→ **Exercise instructions**
Below are records to be output exactly, every one of them.

→ **Records for this exercise**

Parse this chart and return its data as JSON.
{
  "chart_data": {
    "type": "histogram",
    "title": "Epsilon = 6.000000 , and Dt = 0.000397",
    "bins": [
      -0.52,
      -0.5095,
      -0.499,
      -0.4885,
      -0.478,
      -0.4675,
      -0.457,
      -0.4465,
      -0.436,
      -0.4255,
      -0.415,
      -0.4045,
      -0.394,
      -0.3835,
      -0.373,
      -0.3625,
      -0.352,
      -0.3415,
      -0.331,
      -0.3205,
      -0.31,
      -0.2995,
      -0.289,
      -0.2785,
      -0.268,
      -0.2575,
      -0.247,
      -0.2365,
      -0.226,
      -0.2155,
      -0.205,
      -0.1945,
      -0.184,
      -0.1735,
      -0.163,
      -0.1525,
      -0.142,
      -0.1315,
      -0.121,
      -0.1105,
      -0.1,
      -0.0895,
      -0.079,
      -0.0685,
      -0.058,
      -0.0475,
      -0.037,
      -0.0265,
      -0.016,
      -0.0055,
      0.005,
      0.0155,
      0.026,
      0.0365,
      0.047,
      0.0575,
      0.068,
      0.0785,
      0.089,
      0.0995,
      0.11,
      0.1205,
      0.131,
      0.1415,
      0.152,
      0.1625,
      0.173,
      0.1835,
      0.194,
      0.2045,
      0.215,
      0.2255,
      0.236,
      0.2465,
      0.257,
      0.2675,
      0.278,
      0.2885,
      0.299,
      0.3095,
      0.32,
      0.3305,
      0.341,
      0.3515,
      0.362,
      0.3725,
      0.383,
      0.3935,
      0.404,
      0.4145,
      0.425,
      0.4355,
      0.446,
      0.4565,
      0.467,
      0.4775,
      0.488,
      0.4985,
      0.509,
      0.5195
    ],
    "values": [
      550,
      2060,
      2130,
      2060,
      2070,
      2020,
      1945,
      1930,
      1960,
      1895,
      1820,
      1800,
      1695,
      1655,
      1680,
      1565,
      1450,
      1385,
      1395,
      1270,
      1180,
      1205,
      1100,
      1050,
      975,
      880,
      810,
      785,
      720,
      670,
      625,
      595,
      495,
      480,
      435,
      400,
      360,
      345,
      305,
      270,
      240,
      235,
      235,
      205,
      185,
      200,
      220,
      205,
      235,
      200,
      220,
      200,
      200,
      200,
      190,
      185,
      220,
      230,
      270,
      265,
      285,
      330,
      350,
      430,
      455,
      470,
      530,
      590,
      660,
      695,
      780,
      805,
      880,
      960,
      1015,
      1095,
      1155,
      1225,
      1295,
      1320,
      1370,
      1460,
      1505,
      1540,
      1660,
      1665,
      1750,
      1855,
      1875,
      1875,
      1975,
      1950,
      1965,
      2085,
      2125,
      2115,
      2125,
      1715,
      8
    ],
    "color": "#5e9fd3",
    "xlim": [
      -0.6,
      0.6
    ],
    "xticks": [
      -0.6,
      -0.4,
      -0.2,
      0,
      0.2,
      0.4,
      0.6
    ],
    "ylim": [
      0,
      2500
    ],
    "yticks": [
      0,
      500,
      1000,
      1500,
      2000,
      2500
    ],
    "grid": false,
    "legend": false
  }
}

→ **Output for this exercise**
Parse this chart and return its data as JSON.
{
  "chart_data": {
    "type": "histogram",
    "title": "Epsilon = 6.000000 , and Dt = 0.000397",
    "bins": [
      -0.52,
      -0.5095,
      -0.499,
      -0.4885,
      -0.478,
      -0.4675,
      -0.457,
      -0.4465,
      -0.436,
      -0.4255,
      -0.415,
      -0.4045,
      -0.394,
      -0.3835,
      -0.373,
      -0.3625,
      -0.352,
      -0.3415,
      -0.331,
      -0.3205,
      -0.31,
      -0.2995,
      -0.289,
      -0.2785,
      -0.268,
      -0.2575,
      -0.247,
      -0.2365,
      -0.226,
      -0.2155,
      -0.205,
      -0.1945,
      -0.184,
      -0.1735,
      -0.163,
      -0.1525,
      -0.142,
      -0.1315,
      -0.121,
      -0.1105,
      -0.1,
      -0.0895,
      -0.079,
      -0.0685,
      -0.058,
      -0.0475,
      -0.037,
      -0.0265,
      -0.016,
      -0.0055,
      0.005,
      0.0155,
      0.026,
      0.0365,
      0.047,
      0.0575,
      0.068,
      0.0785,
      0.089,
      0.0995,
      0.11,
      0.1205,
      0.131,
      0.1415,
      0.152,
      0.1625,
      0.173,
      0.1835,
      0.194,
      0.2045,
      0.215,
      0.2255,
      0.236,
      0.2465,
      0.257,
      0.2675,
      0.278,
      0.2885,
      0.299,
      0.3095,
      0.32,
      0.3305,
      0.341,
      0.3515,
      0.362,
      0.3725,
      0.383,
      0.3935,
      0.404,
      0.4145,
      0.425,
      0.4355,
      0.446,
      0.4565,
      0.467,
      0.4775,
      0.488,
      0.4985,
      0.509,
      0.5195
    ],
    "values": [
      550,
      2060,
      2130,
      2060,
      2070,
      2020,
      1945,
      1930,
      1960,
      1895,
      1820,
      1800,
      1695,
      1655,
      1680,
      1565,
      1450,
      1385,
      1395,
      1270,
      1180,
      1205,
      1100,
      1050,
      975,
      880,
      810,
      785,
      720,
      670,
      625,
      595,
      495,
      480,
      435,
      400,
      360,
      345,
      305,
      270,
      240,
      235,
      235,
      205,
      185,
      200,
      220,
      205,
      235,
      200,
      220,
      200,
      200,
      200,
      190,
      185,
      220,
      230,
      270,
      265,
      285,
      330,
      350,
      430,
      455,
      470,
      530,
      590,
      660,
      695,
      780,
      805,
      880,
      960,
      1015,
      1095,
      1155,
      1225,
      1295,
      1320,
      1370,
      1460,
      1505,
      1540,
      1660,
      1665,
      1750,
      1855,
      1875,
      1875,
      1975,
      1950,
      1965,
      2085,
      2125,
      2115,
      2125,
      1715,
      8
    ],
    "color": "#5e9fd3",
    "xlim": [
      -0.6,
      0.6
    ],
    "xticks": [
      -0.6,
      -0.4,
      -0.2,
      0,
      0.2,
      0.4,
      0.6
    ],
    "ylim": [
      0,
      2500
    ],
    "yticks": [
      0,
      500,
      1000,
      1500,
      2000,
      2500
    ],
    "grid": false,
    "legend": false
  }
}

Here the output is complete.